Source data =
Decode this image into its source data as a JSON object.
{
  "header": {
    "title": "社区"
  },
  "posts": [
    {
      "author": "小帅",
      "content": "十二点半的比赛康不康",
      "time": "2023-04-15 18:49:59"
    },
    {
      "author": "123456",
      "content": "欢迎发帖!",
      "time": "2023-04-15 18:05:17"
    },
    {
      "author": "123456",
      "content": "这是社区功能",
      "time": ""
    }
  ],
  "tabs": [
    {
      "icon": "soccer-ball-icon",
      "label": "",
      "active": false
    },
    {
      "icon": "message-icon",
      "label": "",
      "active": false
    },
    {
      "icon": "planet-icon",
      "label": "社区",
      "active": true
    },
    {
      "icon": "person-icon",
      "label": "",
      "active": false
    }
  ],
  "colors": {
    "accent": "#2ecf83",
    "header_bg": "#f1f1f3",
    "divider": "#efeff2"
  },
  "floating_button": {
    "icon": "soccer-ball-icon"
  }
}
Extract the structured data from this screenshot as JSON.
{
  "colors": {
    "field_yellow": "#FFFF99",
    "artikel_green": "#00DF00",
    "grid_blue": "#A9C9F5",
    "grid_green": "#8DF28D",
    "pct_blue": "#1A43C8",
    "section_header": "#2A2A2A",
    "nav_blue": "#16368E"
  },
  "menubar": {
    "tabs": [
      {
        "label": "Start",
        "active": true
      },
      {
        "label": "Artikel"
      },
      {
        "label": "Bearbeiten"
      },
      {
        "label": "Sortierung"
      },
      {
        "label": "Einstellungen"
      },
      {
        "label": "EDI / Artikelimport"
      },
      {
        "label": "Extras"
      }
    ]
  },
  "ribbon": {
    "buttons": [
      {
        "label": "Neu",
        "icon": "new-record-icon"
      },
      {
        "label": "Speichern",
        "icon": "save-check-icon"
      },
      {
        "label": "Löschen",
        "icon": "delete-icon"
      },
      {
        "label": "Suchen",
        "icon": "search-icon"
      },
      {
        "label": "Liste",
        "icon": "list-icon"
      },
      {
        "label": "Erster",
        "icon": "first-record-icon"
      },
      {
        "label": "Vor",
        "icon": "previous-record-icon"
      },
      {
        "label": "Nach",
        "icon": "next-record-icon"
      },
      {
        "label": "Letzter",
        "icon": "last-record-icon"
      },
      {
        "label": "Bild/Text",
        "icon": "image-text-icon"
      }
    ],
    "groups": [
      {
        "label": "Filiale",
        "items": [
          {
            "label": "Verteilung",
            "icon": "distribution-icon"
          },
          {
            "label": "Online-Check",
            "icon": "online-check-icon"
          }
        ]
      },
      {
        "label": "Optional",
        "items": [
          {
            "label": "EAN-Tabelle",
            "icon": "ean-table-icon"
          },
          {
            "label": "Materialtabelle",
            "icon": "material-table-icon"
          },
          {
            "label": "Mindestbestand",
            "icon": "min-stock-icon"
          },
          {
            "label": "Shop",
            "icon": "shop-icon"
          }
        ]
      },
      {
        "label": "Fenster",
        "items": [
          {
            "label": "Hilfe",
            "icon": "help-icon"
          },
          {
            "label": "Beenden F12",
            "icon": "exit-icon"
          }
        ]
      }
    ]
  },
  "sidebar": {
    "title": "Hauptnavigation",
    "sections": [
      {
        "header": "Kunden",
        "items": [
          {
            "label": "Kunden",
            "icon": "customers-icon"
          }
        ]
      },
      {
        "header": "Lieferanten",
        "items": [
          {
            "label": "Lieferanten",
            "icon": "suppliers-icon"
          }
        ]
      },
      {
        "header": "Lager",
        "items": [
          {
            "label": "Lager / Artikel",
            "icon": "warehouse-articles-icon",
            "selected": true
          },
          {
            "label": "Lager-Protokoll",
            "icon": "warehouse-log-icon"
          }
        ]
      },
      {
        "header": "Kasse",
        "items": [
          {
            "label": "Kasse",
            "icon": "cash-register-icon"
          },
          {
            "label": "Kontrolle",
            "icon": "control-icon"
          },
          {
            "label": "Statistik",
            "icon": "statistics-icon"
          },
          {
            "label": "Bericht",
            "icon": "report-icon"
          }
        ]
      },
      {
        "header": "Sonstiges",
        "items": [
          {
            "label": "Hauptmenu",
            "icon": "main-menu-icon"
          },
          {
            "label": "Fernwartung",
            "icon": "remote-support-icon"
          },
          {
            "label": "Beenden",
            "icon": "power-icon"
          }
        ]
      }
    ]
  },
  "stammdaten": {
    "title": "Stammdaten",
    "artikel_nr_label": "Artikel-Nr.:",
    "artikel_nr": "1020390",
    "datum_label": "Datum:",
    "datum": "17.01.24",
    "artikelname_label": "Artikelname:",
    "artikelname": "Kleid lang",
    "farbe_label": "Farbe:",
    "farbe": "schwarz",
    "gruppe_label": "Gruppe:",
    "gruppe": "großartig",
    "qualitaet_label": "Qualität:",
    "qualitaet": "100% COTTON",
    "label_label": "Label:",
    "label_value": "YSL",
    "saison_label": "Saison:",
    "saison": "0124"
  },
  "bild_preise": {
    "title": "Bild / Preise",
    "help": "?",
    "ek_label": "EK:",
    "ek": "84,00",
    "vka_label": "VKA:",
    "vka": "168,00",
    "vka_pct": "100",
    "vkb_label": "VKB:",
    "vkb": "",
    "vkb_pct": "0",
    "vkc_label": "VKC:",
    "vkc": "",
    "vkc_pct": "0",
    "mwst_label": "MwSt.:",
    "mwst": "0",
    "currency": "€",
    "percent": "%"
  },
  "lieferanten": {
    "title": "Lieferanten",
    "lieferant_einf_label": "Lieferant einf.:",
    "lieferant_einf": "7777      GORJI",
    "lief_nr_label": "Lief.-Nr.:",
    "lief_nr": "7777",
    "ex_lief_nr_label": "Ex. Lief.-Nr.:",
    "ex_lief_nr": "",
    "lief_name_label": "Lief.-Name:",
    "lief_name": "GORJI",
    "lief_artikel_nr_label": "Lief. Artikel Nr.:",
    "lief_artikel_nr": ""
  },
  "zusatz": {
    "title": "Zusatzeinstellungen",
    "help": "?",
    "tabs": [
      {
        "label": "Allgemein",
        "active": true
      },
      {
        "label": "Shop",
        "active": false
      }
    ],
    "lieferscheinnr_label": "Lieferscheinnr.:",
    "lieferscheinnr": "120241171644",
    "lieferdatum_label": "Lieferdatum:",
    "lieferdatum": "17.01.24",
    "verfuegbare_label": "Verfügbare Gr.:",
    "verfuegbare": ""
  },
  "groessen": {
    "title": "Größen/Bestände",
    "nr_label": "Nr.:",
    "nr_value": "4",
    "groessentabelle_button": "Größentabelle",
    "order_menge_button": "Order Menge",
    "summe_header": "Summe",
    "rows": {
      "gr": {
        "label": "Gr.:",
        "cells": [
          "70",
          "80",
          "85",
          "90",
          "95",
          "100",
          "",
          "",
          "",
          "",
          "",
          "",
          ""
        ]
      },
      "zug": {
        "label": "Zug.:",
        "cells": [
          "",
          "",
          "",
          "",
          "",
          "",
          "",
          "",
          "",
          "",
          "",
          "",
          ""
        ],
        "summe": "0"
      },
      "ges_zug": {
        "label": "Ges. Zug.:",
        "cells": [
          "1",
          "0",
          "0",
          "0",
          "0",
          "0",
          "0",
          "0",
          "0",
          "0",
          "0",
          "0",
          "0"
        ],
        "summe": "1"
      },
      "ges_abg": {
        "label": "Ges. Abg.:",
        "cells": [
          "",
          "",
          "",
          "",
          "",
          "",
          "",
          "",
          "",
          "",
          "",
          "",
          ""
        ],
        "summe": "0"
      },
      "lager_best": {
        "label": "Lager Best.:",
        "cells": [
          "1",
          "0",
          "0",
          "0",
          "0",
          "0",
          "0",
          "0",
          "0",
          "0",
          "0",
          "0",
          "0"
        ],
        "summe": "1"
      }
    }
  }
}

Work required = Each line above that includes "JSON" counts once; state the total and nothing more.

Correct response = 2